# Extracted material:
◇ ◇ ◇ ◇ ◇ ◇ ◇

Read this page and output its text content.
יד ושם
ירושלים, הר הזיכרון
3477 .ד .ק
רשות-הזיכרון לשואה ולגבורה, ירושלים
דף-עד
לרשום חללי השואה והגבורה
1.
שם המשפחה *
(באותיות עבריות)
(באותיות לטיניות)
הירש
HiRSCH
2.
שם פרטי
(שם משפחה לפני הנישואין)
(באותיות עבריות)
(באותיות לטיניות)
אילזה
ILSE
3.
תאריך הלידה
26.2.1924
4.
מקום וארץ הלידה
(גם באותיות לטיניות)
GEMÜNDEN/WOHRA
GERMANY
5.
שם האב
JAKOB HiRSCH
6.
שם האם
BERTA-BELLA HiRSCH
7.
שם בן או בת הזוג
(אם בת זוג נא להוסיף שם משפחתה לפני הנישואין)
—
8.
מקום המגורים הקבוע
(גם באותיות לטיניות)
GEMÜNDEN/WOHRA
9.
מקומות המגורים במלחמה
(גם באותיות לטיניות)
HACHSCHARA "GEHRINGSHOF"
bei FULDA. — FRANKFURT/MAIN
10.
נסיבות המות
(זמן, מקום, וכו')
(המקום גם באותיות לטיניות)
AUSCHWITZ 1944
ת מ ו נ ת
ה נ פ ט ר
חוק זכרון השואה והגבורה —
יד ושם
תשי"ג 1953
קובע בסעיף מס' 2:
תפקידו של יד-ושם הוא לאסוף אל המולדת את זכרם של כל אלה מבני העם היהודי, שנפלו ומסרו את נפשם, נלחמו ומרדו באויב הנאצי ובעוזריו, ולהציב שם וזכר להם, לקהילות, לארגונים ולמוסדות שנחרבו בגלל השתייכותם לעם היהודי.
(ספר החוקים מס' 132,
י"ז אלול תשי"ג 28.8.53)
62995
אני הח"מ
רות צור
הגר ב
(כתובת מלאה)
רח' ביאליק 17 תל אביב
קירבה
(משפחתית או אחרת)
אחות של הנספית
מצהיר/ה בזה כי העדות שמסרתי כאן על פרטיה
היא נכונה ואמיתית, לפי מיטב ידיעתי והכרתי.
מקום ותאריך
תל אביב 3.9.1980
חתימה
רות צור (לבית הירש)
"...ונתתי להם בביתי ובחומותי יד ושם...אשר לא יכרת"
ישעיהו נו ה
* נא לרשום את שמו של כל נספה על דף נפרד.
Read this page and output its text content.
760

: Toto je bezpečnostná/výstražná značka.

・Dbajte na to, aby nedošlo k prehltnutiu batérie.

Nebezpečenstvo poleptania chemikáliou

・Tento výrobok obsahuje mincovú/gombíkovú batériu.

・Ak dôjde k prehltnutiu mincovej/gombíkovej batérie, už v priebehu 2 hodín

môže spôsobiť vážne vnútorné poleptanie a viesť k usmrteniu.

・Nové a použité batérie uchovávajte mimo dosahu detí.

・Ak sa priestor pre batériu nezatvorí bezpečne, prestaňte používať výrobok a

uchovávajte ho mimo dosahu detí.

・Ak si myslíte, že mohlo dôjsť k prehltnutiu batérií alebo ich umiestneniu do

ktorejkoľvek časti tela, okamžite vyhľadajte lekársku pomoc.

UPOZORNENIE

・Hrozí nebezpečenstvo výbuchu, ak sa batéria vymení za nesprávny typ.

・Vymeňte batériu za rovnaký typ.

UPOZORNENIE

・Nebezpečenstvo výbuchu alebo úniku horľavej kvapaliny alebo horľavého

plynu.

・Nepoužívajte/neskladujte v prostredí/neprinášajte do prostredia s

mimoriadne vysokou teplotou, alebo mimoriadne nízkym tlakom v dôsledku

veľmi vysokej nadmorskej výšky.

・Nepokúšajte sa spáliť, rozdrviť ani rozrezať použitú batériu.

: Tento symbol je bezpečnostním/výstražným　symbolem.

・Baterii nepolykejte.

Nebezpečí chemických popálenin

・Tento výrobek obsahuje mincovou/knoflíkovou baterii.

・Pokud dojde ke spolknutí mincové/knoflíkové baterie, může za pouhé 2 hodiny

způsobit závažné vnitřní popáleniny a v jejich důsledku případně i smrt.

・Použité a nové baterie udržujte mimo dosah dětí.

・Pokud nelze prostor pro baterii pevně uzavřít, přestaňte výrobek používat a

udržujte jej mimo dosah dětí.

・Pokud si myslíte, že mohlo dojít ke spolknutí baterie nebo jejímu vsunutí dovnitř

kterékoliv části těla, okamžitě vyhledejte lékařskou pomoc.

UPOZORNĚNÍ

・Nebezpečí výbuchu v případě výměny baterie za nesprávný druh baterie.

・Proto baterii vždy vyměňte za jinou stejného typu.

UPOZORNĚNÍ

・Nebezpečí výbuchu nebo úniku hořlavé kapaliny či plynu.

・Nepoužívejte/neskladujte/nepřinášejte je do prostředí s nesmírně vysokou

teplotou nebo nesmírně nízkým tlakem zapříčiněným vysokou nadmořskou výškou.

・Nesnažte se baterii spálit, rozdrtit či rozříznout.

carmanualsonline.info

◇ ◇ ◇ ◇ ◇ ◇ ◇

# Task instructions:
Every record shown above should be written out again exactly.

# Written reply:
Read this page and output its text content.
יד ושם
ירושלים, הר הזיכרון
3477 .ד .ק
רשות-הזיכרון לשואה ולגבורה, ירושלים
דף-עד
לרשום חללי השואה והגבורה
1.
שם המשפחה *
(באותיות עבריות)
(באותיות לטיניות)
הירש
HiRSCH
2.
שם פרטי
(שם משפחה לפני הנישואין)
(באותיות עבריות)
(באותיות לטיניות)
אילזה
ILSE
3.
תאריך הלידה
26.2.1924
4.
מקום וארץ הלידה
(גם באותיות לטיניות)
GEMÜNDEN/WOHRA
GERMANY
5.
שם האב
JAKOB HiRSCH
6.
שם האם
BERTA-BELLA HiRSCH
7.
שם בן או בת הזוג
(אם בת זוג נא להוסיף שם משפחתה לפני הנישואין)
—
8.
מקום המגורים הקבוע
(גם באותיות לטיניות)
GEMÜNDEN/WOHRA
9.
מקומות המגורים במלחמה
(גם באותיות לטיניות)
HACHSCHARA "GEHRINGSHOF"
bei FULDA. — FRANKFURT/MAIN
10.
נסיבות המות
(זמן, מקום, וכו')
(המקום גם באותיות לטיניות)
AUSCHWITZ 1944
ת מ ו נ ת
ה נ פ ט ר
חוק זכרון השואה והגבורה —
יד ושם
תשי"ג 1953
קובע בסעיף מס' 2:
תפקידו של יד-ושם הוא לאסוף אל המולדת את זכרם של כל אלה מבני העם היהודי, שנפלו ומסרו את נפשם, נלחמו ומרדו באויב הנאצי ובעוזריו, ולהציב שם וזכר להם, לקהילות, לארגונים ולמוסדות שנחרבו בגלל השתייכותם לעם היהודי.
(ספר החוקים מס' 132,
י"ז אלול תשי"ג 28.8.53)
62995
אני הח"מ
רות צור
הגר ב
(כתובת מלאה)
רח' ביאליק 17 תל אביב
קירבה
(משפחתית או אחרת)
אחות של הנספית
מצהיר/ה בזה כי העדות שמסרתי כאן על פרטיה
היא נכונה ואמיתית, לפי מיטב ידיעתי והכרתי.
מקום ותאריך
תל אביב 3.9.1980
חתימה
רות צור (לבית הירש)
"...ונתתי להם בביתי ובחומותי יד ושם...אשר לא יכרת"
ישעיהו נו ה
* נא לרשום את שמו של כל נספה על דף נפרד.
Read this page and output its text content.
760

: Toto je bezpečnostná/výstražná značka.

・Dbajte na to, aby nedošlo k prehltnutiu batérie.

Nebezpečenstvo poleptania chemikáliou

・Tento výrobok obsahuje mincovú/gombíkovú batériu.

・Ak dôjde k prehltnutiu mincovej/gombíkovej batérie, už v priebehu 2 hodín

môže spôsobiť vážne vnútorné poleptanie a viesť k usmrteniu.

・Nové a použité batérie uchovávajte mimo dosahu detí.

・Ak sa priestor pre batériu nezatvorí bezpečne, prestaňte používať výrobok a

uchovávajte ho mimo dosahu detí.

・Ak si myslíte, že mohlo dôjsť k prehltnutiu batérií alebo ich umiestneniu do

ktorejkoľvek časti tela, okamžite vyhľadajte lekársku pomoc.

UPOZORNENIE

・Hrozí nebezpečenstvo výbuchu, ak sa batéria vymení za nesprávny typ.

・Vymeňte batériu za rovnaký typ.

UPOZORNENIE

・Nebezpečenstvo výbuchu alebo úniku horľavej kvapaliny alebo horľavého

plynu.

・Nepoužívajte/neskladujte v prostredí/neprinášajte do prostredia s

mimoriadne vysokou teplotou, alebo mimoriadne nízkym tlakom v dôsledku

veľmi vysokej nadmorskej výšky.

・Nepokúšajte sa spáliť, rozdrviť ani rozrezať použitú batériu.

: Tento symbol je bezpečnostním/výstražným　symbolem.

・Baterii nepolykejte.

Nebezpečí chemických popálenin

・Tento výrobek obsahuje mincovou/knoflíkovou baterii.

・Pokud dojde ke spolknutí mincové/knoflíkové baterie, může za pouhé 2 hodiny

způsobit závažné vnitřní popáleniny a v jejich důsledku případně i smrt.

・Použité a nové baterie udržujte mimo dosah dětí.

・Pokud nelze prostor pro baterii pevně uzavřít, přestaňte výrobek používat a

udržujte jej mimo dosah dětí.

・Pokud si myslíte, že mohlo dojít ke spolknutí baterie nebo jejímu vsunutí dovnitř

kterékoliv části těla, okamžitě vyhledejte lékařskou pomoc.

UPOZORNĚNÍ

・Nebezpečí výbuchu v případě výměny baterie za nesprávný druh baterie.

・Proto baterii vždy vyměňte za jinou stejného typu.

UPOZORNĚNÍ

・Nebezpečí výbuchu nebo úniku hořlavé kapaliny či plynu.

・Nepoužívejte/neskladujte/nepřinášejte je do prostředí s nesmírně vysokou

teplotou nebo nesmírně nízkým tlakem zapříčiněným vysokou nadmořskou výškou.

・Nesnažte se baterii spálit, rozdrtit či rozříznout.

carmanualsonline.info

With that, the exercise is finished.